Many factors contribute to endemic bad bus driving, but stress, anti-social hours and low pay are chief among them. The job is difficult and unpleasant, and there is a national shortage of people willing to do it. Turnover is as high as 40 per cent a year in some places.

"Each year we look for up to 20,000 new drivers," said Peter Huntington, the chief executive of Transfed, a national training organisation for bus, coach and taxi drivers. "Bus drivers don't have the status of pilots or train drivers and shiftwork isn't everyone's cup of tea."

The average wage - after a month's training for a Passenger Carrying Vehicle licence - is £14,500, compared to £38,000 for a London Tube driver. Frequently, the main attraction is the training, which allows recruits to work as lorry drivers.

Some companies try to take on older, less aggressive drivers. But low wages make this hard. "Companies have difficulty recruiting drivers of the right quality or drivers at all," said Caroline Cahm, chairman of the National Federation of Bus Users. "You can say they're not getting the right incentives but the fact remains that driving buses is a nightmare."

The point on which the bus companies and passenger groups agree is that few improvements will come without help from traffic planners. In particular, they want bus lanes properly enforced and priority for buses at traffic lights.

"People say buses are unreliable and late when the bus is often just stuck in traffic," said Mike Bartlett of the Confederation of Passenger Transport, the trade association for the bus industry. "We're between a rock and a hard place until there are more bus lanes."

Mr Prescott has promised local authorities £700m over three years for "bus support measures", special lanes and traffic lights giving priority to buses. Ms Hall complained to Metroline but the company said none of its drivers had any knowledge of the incident. She is preparing a civil action.

New national codes of practice on train driver recruitment and training have been issued, said the Association of Train Operating Companies. One driver in last October's Paddington rail crash that left 31 people deadhad qualified just 13 days before, though a Health and Safety Executive interim report did not doubt his suitability. The public inquiry into the disaster opens on Wednesday.

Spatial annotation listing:
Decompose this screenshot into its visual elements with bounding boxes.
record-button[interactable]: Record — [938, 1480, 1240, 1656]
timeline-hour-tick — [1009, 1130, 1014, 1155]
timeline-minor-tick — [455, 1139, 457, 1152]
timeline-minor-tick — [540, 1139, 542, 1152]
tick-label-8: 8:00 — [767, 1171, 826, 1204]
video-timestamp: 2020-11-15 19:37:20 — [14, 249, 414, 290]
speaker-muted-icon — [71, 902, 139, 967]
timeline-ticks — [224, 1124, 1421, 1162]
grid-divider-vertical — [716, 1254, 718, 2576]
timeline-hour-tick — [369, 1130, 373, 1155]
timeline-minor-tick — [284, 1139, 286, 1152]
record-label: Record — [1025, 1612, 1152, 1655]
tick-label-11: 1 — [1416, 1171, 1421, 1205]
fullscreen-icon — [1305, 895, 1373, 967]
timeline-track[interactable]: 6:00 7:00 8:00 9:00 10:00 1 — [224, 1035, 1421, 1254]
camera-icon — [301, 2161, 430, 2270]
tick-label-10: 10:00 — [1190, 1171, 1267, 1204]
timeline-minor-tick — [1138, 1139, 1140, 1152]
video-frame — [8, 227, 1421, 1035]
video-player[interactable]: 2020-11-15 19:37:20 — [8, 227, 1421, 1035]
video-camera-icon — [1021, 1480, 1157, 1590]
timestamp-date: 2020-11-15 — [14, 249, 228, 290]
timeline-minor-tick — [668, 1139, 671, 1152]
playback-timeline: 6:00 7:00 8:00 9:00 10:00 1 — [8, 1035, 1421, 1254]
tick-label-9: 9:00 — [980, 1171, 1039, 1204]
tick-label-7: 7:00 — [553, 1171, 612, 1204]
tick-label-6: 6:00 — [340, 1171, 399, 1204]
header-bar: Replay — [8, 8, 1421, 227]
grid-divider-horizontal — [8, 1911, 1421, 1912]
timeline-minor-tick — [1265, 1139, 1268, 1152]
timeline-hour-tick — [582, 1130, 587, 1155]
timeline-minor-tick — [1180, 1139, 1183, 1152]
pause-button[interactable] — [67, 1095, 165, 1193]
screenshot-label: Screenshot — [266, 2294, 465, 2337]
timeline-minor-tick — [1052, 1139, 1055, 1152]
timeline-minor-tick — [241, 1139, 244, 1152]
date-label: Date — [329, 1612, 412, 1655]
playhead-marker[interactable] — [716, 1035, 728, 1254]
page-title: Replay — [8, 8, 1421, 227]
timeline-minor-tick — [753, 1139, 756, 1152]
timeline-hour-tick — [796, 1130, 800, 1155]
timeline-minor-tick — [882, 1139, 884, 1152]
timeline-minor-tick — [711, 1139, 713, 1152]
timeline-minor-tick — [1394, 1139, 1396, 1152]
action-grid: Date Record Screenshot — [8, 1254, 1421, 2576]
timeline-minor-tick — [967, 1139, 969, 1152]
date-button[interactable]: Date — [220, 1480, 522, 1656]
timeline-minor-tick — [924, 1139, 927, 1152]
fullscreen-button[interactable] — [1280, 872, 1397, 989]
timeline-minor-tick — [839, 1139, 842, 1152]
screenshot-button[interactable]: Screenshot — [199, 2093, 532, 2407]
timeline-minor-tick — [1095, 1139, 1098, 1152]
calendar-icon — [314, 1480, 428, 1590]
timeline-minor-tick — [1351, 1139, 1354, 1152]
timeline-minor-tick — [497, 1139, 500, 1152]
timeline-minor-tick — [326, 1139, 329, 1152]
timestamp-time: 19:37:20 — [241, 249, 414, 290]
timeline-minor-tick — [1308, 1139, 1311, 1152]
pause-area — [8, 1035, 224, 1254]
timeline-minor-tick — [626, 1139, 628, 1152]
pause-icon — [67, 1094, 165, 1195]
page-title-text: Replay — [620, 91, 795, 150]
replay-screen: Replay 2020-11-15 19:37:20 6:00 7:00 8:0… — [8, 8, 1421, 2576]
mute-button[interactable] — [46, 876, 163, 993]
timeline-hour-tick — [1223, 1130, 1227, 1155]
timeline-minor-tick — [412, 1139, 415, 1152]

What is expected: Which people are named in the article on bus driving?

Full solution: Peter Huntington, Caroline Cahm, Mike Bartlett, Mr Prescott, Ms Hall